## SET EXERCISE
Work through the data and report how many lines include the string "text", giving the number alone.

## RAW DATA

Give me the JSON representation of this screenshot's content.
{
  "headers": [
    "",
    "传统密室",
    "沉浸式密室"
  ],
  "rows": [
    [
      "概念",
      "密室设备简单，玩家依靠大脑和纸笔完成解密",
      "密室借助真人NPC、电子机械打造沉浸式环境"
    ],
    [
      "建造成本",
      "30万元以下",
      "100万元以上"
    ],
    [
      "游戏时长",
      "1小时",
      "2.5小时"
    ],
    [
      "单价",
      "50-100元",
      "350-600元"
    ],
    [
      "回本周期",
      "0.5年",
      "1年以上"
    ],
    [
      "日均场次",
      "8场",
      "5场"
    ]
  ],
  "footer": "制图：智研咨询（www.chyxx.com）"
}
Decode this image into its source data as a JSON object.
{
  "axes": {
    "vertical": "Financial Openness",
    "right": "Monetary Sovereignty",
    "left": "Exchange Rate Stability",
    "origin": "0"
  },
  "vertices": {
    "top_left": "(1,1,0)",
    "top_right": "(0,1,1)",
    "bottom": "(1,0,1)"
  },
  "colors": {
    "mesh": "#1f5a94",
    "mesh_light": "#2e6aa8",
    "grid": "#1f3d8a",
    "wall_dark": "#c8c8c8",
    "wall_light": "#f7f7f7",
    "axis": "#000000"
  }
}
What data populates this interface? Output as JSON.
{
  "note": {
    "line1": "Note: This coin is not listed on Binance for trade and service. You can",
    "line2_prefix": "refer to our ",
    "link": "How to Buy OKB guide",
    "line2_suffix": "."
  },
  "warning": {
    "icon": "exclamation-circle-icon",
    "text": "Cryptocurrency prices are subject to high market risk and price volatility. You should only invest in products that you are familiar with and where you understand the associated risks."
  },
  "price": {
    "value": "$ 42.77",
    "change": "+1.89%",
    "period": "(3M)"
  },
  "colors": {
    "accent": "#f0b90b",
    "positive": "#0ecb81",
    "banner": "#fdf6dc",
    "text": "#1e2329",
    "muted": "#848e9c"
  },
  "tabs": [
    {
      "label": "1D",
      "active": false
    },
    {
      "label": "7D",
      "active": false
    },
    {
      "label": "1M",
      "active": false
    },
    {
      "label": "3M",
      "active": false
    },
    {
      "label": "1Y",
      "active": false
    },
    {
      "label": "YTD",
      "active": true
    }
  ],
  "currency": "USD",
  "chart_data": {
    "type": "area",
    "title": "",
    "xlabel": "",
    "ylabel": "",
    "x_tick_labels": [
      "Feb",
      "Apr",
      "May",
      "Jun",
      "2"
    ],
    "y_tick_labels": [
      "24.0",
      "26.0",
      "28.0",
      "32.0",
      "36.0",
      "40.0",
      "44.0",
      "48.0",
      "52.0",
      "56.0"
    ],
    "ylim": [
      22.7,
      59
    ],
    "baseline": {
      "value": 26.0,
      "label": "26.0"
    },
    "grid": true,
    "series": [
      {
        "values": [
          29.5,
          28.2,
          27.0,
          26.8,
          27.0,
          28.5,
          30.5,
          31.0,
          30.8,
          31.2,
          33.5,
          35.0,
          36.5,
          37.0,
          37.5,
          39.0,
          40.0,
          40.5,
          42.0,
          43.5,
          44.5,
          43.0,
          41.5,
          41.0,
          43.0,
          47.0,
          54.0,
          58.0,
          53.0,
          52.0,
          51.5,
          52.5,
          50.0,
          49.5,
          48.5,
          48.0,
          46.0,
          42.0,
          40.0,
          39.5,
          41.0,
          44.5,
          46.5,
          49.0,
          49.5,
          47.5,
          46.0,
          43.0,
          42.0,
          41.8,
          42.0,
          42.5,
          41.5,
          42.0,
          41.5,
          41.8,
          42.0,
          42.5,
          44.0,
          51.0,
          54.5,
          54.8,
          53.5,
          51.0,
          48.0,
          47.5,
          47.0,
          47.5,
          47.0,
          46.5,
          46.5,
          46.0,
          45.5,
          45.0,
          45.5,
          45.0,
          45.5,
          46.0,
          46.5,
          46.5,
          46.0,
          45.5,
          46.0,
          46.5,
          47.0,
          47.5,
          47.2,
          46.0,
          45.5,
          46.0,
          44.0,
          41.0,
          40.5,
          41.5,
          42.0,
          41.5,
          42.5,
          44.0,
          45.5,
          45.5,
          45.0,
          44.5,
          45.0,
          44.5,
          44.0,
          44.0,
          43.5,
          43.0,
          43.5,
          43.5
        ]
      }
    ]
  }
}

## WORKED SOLUTION
2